Copy the material below line for line without changing anything, but leave the picture out of your copy.

>>>>

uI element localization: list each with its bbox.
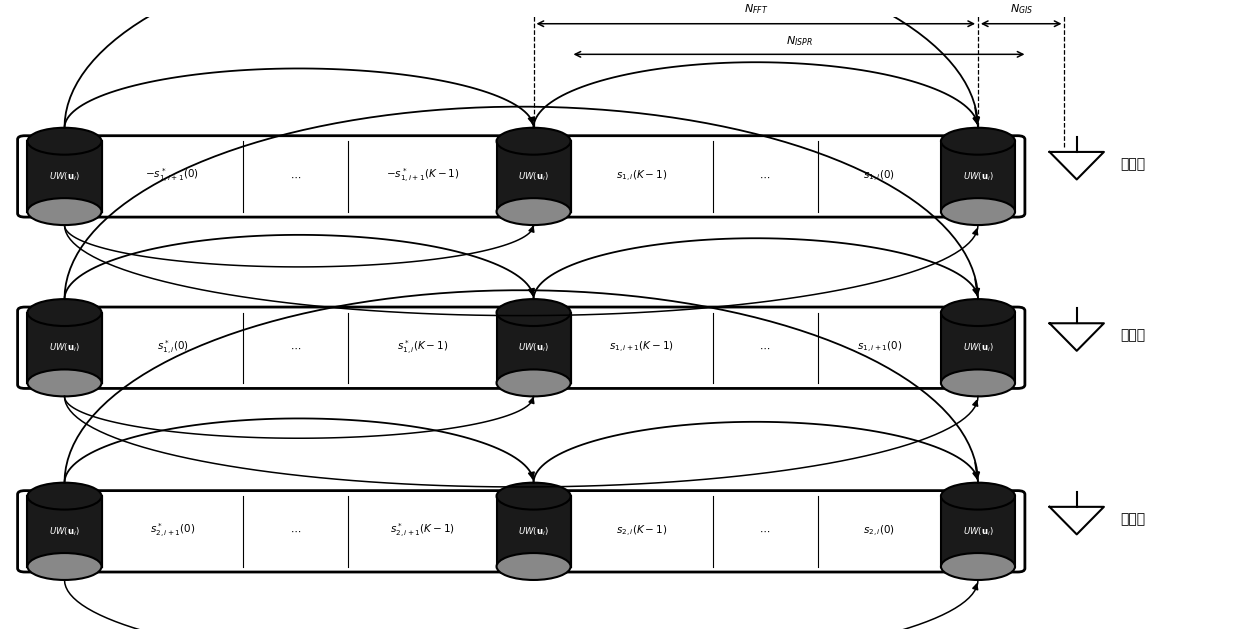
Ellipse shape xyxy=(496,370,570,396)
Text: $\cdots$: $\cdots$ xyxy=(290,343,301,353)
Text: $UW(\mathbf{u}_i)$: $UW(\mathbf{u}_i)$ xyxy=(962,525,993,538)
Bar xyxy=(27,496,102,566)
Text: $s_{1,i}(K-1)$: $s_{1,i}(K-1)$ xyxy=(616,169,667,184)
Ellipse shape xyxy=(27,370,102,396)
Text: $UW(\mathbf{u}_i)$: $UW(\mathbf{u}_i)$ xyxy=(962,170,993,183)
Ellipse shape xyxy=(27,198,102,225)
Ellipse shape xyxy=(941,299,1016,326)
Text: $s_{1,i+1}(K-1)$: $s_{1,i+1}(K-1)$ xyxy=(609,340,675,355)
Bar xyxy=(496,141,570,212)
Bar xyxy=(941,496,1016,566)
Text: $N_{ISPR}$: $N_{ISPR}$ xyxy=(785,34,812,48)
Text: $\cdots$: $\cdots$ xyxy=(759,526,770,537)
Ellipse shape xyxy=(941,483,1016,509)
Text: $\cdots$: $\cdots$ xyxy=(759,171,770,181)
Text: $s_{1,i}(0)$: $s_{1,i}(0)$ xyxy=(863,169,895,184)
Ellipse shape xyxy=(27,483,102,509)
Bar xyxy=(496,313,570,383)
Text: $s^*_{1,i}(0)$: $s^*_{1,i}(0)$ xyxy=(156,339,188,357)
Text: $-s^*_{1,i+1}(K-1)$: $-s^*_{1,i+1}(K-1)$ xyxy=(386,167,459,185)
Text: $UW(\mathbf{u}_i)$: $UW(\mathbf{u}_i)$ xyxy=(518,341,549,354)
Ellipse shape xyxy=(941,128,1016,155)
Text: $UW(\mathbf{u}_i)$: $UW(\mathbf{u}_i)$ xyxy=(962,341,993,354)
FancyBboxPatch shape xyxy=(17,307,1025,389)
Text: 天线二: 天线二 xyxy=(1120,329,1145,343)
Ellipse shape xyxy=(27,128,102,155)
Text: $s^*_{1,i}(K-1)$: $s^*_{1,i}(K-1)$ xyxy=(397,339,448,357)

<<<<

▶ **EXERCISE ANSWER**:
uI element localization: list each with its bbox.
Ellipse shape xyxy=(496,370,570,396)
Text: $\cdots$: $\cdots$ xyxy=(290,343,301,353)
Text: $UW(\mathbf{u}_i)$: $UW(\mathbf{u}_i)$ xyxy=(962,525,993,538)
Bar xyxy=(27,496,102,566)
Text: $s_{1,i}(K-1)$: $s_{1,i}(K-1)$ xyxy=(616,169,667,184)
Ellipse shape xyxy=(27,370,102,396)
Text: $UW(\mathbf{u}_i)$: $UW(\mathbf{u}_i)$ xyxy=(962,170,993,183)
Ellipse shape xyxy=(27,198,102,225)
Ellipse shape xyxy=(941,299,1016,326)
Text: $s_{1,i+1}(K-1)$: $s_{1,i+1}(K-1)$ xyxy=(609,340,675,355)
Bar xyxy=(496,141,570,212)
Bar xyxy=(941,496,1016,566)
Text: $N_{ISPR}$: $N_{ISPR}$ xyxy=(785,34,812,48)
Text: $\cdots$: $\cdots$ xyxy=(759,526,770,537)
Ellipse shape xyxy=(941,483,1016,509)
Text: $\cdots$: $\cdots$ xyxy=(759,171,770,181)
Text: $s_{1,i}(0)$: $s_{1,i}(0)$ xyxy=(863,169,895,184)
Ellipse shape xyxy=(27,483,102,509)
Bar xyxy=(496,313,570,383)
Text: $s^*_{1,i}(0)$: $s^*_{1,i}(0)$ xyxy=(156,339,188,357)
Text: $-s^*_{1,i+1}(K-1)$: $-s^*_{1,i+1}(K-1)$ xyxy=(386,167,459,185)
Text: $UW(\mathbf{u}_i)$: $UW(\mathbf{u}_i)$ xyxy=(518,341,549,354)
Ellipse shape xyxy=(941,128,1016,155)
Text: $UW(\mathbf{u}_i)$: $UW(\mathbf{u}_i)$ xyxy=(962,341,993,354)
FancyBboxPatch shape xyxy=(17,307,1025,389)
Text: 天线二: 天线二 xyxy=(1120,329,1145,343)
Ellipse shape xyxy=(27,128,102,155)
Text: $s^*_{1,i}(K-1)$: $s^*_{1,i}(K-1)$ xyxy=(397,339,448,357)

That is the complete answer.